Problems:
A. According to the passage about X's life in Dubai, on which floor of the apartment complex on Prosperity Bay does X live?
B. Write the next part of the passage about X's life in Dubai, continuing on from its final sentence.

Extract to read:
_ _ _ _
Through a fluke, X and Jenn had attended Donald Trump’s wedding in 2005, an event which eventually leads a wealthy Lebanese college acquaintance of X, Eddie Batros, to assume that X and Trump are friends.  In 2007, Batros offers him a job working for the family, which now lives in Dubai, just before that country’s economic collapse in 2009.  Treated like a dog and completely ignored for months after the Batros job offer, X also suffers the humiliation of being stood up when he flies to London for an interview.  Eventually, however, he is hired as the Batros Family Officer, managing the family’s law firm, their legal affairs and assets, their investment and tax strategies, their international concierge services, the Batros Foundation operating primarily in Africa, and the family’s accounts on the Isle of Man, where they keep their reservoir of personal wealth.  The people he supervises “are in a position to commit embezzlement or otherwise gravely fail the family,”  and his job is to make sure that no one steals from the company.

Dubai Airport: “A vast white palace filled with rows of the grandest white columns in the world…maybe ten feet in diameter.” People, like the man in the white robe here, travel on the people-movers in the center.

Living on the eighteenth floor of a luxury apartment complex on Prosperity Bay in Dubai, X begins to hope that his life has changed in this new, almost surreal environment where no one knows him.  He has plenty to time on his hands.  His job, despite all the supposed duties, involves almost no actual work, and his contact with Eddie Batros and his brother Sandro is almost non-existent.  In his free time he takes advantage of the highly paid prostitutes available to him at the most elegant hotels, and never questions what the family is doing.  Still thinking about Jenn and the sad details of their relationship, his musings reveal much more about his “character” to the reader than they do to X himself.

The Atlantis, a 1500-room resort with a marine theme, opened in 2008.

The third plot thread concerns the disappearance of Ted Wilson, a deep sea diver, like X himself, who has suddenly gone missing.  Referred to as “The Man from Atlantis” and nicknamed for the hero of a 1970s TV series, Ted Wilson has been living in X’s apartment building, and any real or imagined sighting of him immediately appears on the internet social media and in e-mails.  Much speculation arises about Ted Wilson’s life, both in and out of the water, along with questions about what this American has been doing in Dubai:  “A person usually needs a special incentive to be here – or perhaps more accurately, to not be elsewhere – and surely this is all the more true for the American who, rather than trying his luck in California or Texas or New York, chooses to come to this strange desert metropolis,” a description which ironically does not even give X a moment of pause.  The entrance of Mrs. Ted Wilson into X’s life adds to the complications.
_ _ _ _
Record extracts:
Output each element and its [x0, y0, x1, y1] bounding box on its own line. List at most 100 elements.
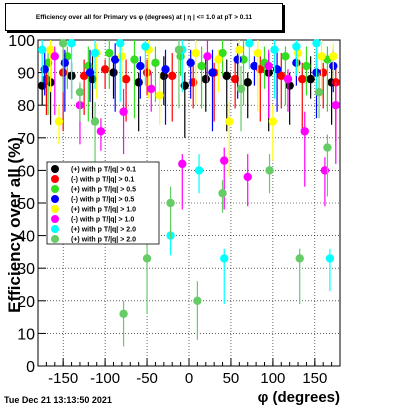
data-point [90, 48, 100, 58]
x-axis-label: φ (degrees) [258, 389, 340, 406]
data-point [134, 78, 143, 87]
legend-label: (-) with p T/|q| > 0.1 [71, 177, 134, 184]
data-point [119, 309, 128, 319]
data-point [121, 74, 131, 84]
legend-box [46, 161, 160, 245]
y-tick-label: 0 [26, 359, 35, 376]
data-point [218, 189, 227, 198]
data-point [174, 45, 184, 54]
y-tick-label: 70 [17, 131, 35, 148]
data-point [236, 84, 246, 94]
data-point [281, 52, 290, 61]
legend-label: (+) with p T/|q| > 1.0 [71, 207, 136, 214]
x-tick-label: -100 [90, 370, 120, 387]
data-point [268, 117, 278, 126]
data-point [250, 61, 259, 71]
data-point [50, 52, 59, 61]
data-point [105, 48, 114, 58]
data-point [116, 39, 125, 48]
legend-label: (+) with p T/|q| > 2.0 [71, 227, 136, 234]
data-point [300, 127, 309, 136]
data-point [119, 107, 128, 116]
data-point [96, 127, 106, 136]
data-point [142, 68, 152, 77]
y-tick-label: 20 [17, 294, 35, 311]
data-point [243, 78, 252, 87]
data-point [331, 101, 341, 110]
y-tick-label: 10 [17, 326, 35, 343]
data-point [155, 91, 164, 100]
legend-marker [51, 175, 59, 183]
data-point [117, 52, 127, 61]
data-point [312, 39, 321, 48]
y-tick-label: 100 [8, 33, 35, 50]
data-point [325, 254, 335, 263]
legend-marker [51, 205, 59, 213]
data-point [283, 74, 293, 84]
data-point [178, 159, 187, 169]
data-point [197, 61, 206, 71]
legend-marker [51, 165, 59, 173]
data-point [220, 254, 229, 263]
data-point [109, 68, 118, 77]
data-point [295, 254, 304, 263]
x-tick-label: 50 [223, 370, 240, 387]
data-point [314, 87, 324, 97]
data-point [58, 39, 68, 48]
legend-marker [51, 225, 59, 233]
x-tick-label: 100 [260, 370, 285, 387]
data-point [253, 48, 262, 58]
data-point [90, 117, 100, 126]
y-tick-label: 50 [17, 196, 35, 213]
data-point [317, 52, 326, 61]
data-point [151, 58, 160, 68]
data-point [201, 74, 210, 84]
data-point [67, 39, 76, 48]
data-point [323, 143, 332, 152]
data-point [46, 45, 55, 54]
data-point [168, 71, 177, 81]
legend-marker [51, 185, 59, 193]
data-point [142, 254, 152, 263]
data-point [225, 117, 234, 126]
legend-label: (+) with p T/|q| > 0.1 [71, 167, 136, 174]
data-point [270, 45, 279, 54]
data-point [136, 61, 145, 71]
data-point [75, 87, 85, 97]
y-tick-label: 40 [17, 229, 35, 246]
y-axis-label: Efficiency over all (%) [5, 137, 24, 313]
data-point [130, 55, 139, 64]
x-tick-label: 0 [185, 370, 193, 387]
data-point [147, 84, 156, 94]
data-point [235, 45, 244, 54]
data-point [222, 71, 231, 81]
data-point [329, 52, 338, 61]
y-tick-label: 80 [17, 98, 35, 115]
data-point [302, 61, 311, 71]
x-tick-label: -150 [48, 370, 78, 387]
data-point [277, 71, 286, 81]
data-point [220, 156, 229, 165]
data-point [194, 166, 204, 175]
y-tick-label: 30 [17, 261, 35, 278]
legend-label: (+) with p T/|q| > 0.5 [71, 187, 136, 194]
data-point [166, 198, 175, 208]
legend-label: (+) with p T/|q| > 2.0 [71, 237, 136, 244]
data-point [186, 58, 195, 68]
x-tick-label: 150 [302, 370, 327, 387]
data-point [264, 61, 273, 71]
data-point [191, 48, 200, 58]
data-point [245, 39, 254, 48]
data-point [100, 65, 110, 74]
data-point [141, 42, 150, 51]
data-point [243, 172, 252, 182]
data-point [161, 65, 170, 74]
data-point [239, 55, 248, 64]
legend-marker [51, 195, 59, 203]
data-point [110, 55, 120, 64]
data-point [42, 74, 51, 84]
data-point [233, 55, 242, 64]
legend: (+) with p T/|q| > 0.1 (-) with p T/|q| >… [46, 161, 160, 245]
chart-title: Efficiency over all for Primary vs φ (de… [35, 13, 253, 21]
_ _ _ _
Answers to the exercise:
A. The eighteenth floor.

B.
X has the opportunity to meet with a woman in an underwater bedroom of the Atlantis.

The author’s depiction of X and his life in Dubai provides many scenes of fun, humor, and irreverence, but because X is sometimes hopelessly dense – and gullible – about social relationships, most readers will find it impossible to empathize with him on more than a superficial level when the expected complications “unexpectedly” intrude.  Though he is, at heart, a good man, he is malleable and amenable to being grossly humiliated, as if he does not believe that he deserves better.  Intelligent, he still trusts virtually everyone, hoping, perhaps for their friendship, despite his terrible breakup with Jenn.  He even accepts as one of his major duties, that of “babysitting” for Sandro Batros’s obese fifteen-year-old son, trying to keep him busy as an intern and even weighing him each week.  Ordered by Sandro Batros to give the son a sense of values, X does not think twice about the ironies involved in this task and what they may mean.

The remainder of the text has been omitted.